WORK TO COMPLETE:
Find each line with "your" and copy it.

····················

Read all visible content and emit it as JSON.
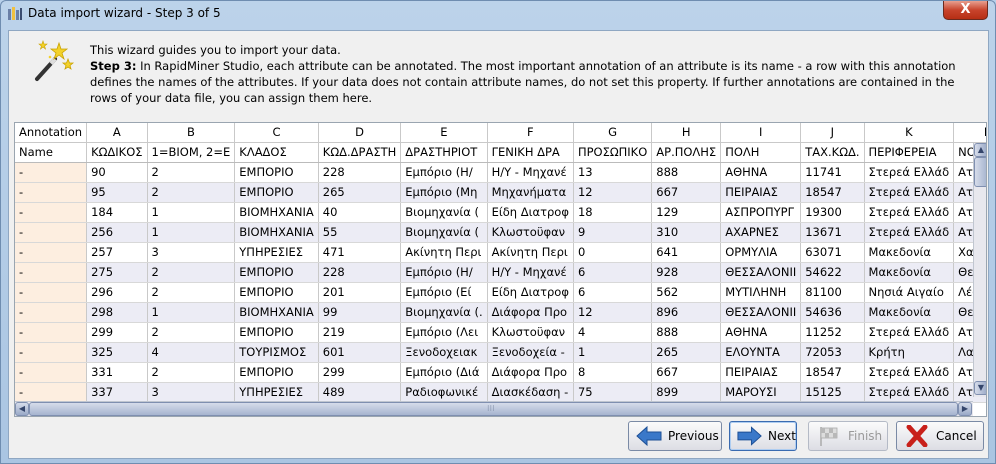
{
  "window": {
    "title": "Data import wizard - Step 3 of 5",
    "close_label": "X"
  },
  "intro": {
    "line1": "This wizard guides you to import your data.",
    "step_label": "Step 3:",
    "step_text": " In RapidMiner Studio, each attribute can be annotated. The most important annotation of an attribute is its name - a row with this annotation defines the names of the attributes. If your data does not contain attribute names, do not set this property. If further annotations are contained in the rows of your data file, you can assign them here."
  },
  "grid": {
    "annotation_header": "Annotation",
    "column_letters": [
      "A",
      "B",
      "C",
      "D",
      "E",
      "F",
      "G",
      "H",
      "I",
      "J",
      "K",
      "L"
    ],
    "header_row": {
      "annotation": "Name",
      "cells": [
        "ΚΩΔΙΚΟΣ",
        "1=ΒΙΟΜ, 2=Ε",
        "ΚΛΑΔΟΣ",
        "ΚΩΔ.ΔΡΑΣΤΗ",
        "ΔΡΑΣΤΗΡΙΟΤ",
        "ΓΕΝΙΚΗ ΔΡΑ",
        "ΠΡΟΣΩΠΙΚΟ",
        "ΑΡ.ΠΟΛΗΣ",
        "ΠΟΛΗ",
        "ΤΑΧ.ΚΩΔ.",
        "ΠΕΡΙΦΕΡΕΙΑ",
        "ΝΟΜΟΣ"
      ]
    },
    "rows": [
      {
        "annotation": "-",
        "cells": [
          "90",
          "2",
          "ΕΜΠΟΡΙΟ",
          "228",
          "Εμπόριο (Η/",
          "Η/Υ - Μηχανέ",
          "13",
          "888",
          "ΑΘΗΝΑ",
          "11741",
          "Στερεά Ελλάδ",
          "Αττική"
        ]
      },
      {
        "annotation": "-",
        "cells": [
          "95",
          "2",
          "ΕΜΠΟΡΙΟ",
          "265",
          "Εμπόριο (Μη",
          "Μηχανήματα",
          "12",
          "667",
          "ΠΕΙΡΑΙΑΣ",
          "18547",
          "Στερεά Ελλάδ",
          "Αττική"
        ]
      },
      {
        "annotation": "-",
        "cells": [
          "184",
          "1",
          "ΒΙΟΜΗΧΑΝΙΑ",
          "40",
          "Βιομηχανία (",
          "Είδη Διατροφ",
          "18",
          "129",
          "ΑΣΠΡΟΠΥΡΓ",
          "19300",
          "Στερεά Ελλάδ",
          "Αττική"
        ]
      },
      {
        "annotation": "-",
        "cells": [
          "256",
          "1",
          "ΒΙΟΜΗΧΑΝΙΑ",
          "55",
          "Βιομηχανία (",
          "Κλωστοϋφαν",
          "9",
          "310",
          "ΑΧΑΡΝΕΣ",
          "13671",
          "Στερεά Ελλάδ",
          "Αττική"
        ]
      },
      {
        "annotation": "-",
        "cells": [
          "257",
          "3",
          "ΥΠΗΡΕΣΙΕΣ",
          "471",
          "Ακίνητη Περι",
          "Ακίνητη Περι",
          "0",
          "641",
          "ΟΡΜΥΛΙΑ",
          "63071",
          "Μακεδονία",
          "Χαλκιδική"
        ]
      },
      {
        "annotation": "-",
        "cells": [
          "275",
          "2",
          "ΕΜΠΟΡΙΟ",
          "228",
          "Εμπόριο (Η/",
          "Η/Υ - Μηχανέ",
          "6",
          "928",
          "ΘΕΣΣΑΛΟΝΙΙ",
          "54622",
          "Μακεδονία",
          "Θεσσαλον"
        ]
      },
      {
        "annotation": "-",
        "cells": [
          "296",
          "2",
          "ΕΜΠΟΡΙΟ",
          "201",
          "Εμπόριο (Εί",
          "Είδη Διατροφ",
          "6",
          "562",
          "ΜΥΤΙΛΗΝΗ",
          "81100",
          "Νησιά Αιγαίο",
          "Λέσβος"
        ]
      },
      {
        "annotation": "-",
        "cells": [
          "298",
          "1",
          "ΒΙΟΜΗΧΑΝΙΑ",
          "99",
          "Βιομηχανία (.",
          "Διάφορα Προ",
          "12",
          "896",
          "ΘΕΣΣΑΛΟΝΙΙ",
          "54636",
          "Μακεδονία",
          "Θεσσαλον"
        ]
      },
      {
        "annotation": "-",
        "cells": [
          "299",
          "2",
          "ΕΜΠΟΡΙΟ",
          "219",
          "Εμπόριο (Λει",
          "Κλωστοϋφαν",
          "4",
          "888",
          "ΑΘΗΝΑ",
          "11252",
          "Στερεά Ελλάδ",
          "Αττική"
        ]
      },
      {
        "annotation": "-",
        "cells": [
          "325",
          "4",
          "ΤΟΥΡΙΣΜΟΣ",
          "601",
          "Ξενοδοχειακ",
          "Ξενοδοχεία -",
          "1",
          "265",
          "ΕΛΟΥΝΤΑ",
          "72053",
          "Κρήτη",
          "Λασίθι"
        ]
      },
      {
        "annotation": "-",
        "cells": [
          "331",
          "2",
          "ΕΜΠΟΡΙΟ",
          "299",
          "Εμπόριο (Διά",
          "Διάφορα Προ",
          "8",
          "667",
          "ΠΕΙΡΑΙΑΣ",
          "18547",
          "Στερεά Ελλάδ",
          "Αττική"
        ]
      },
      {
        "annotation": "-",
        "cells": [
          "337",
          "3",
          "ΥΠΗΡΕΣΙΕΣ",
          "489",
          "Ραδιοφωνικέ",
          "Διασκέδαση -",
          "75",
          "899",
          "ΜΑΡΟΥΣΙ",
          "15125",
          "Στερεά Ελλάδ",
          "Αττική"
        ]
      }
    ]
  },
  "buttons": {
    "previous": "Previous",
    "next": "Next",
    "finish": "Finish",
    "cancel": "Cancel"
  }
}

····················

COMPLETE OUTPUT:
    "line1": "This wizard guides you to import your data.",
    "step_text": " In RapidMiner Studio, each attribute can be annotated. The most important annotation of an attribute is its name - a row with this annotation defines the names of the attributes. If your data does not contain attribute names, do not set this property. If further annotations are contained in the rows of your data file, you can assign them here."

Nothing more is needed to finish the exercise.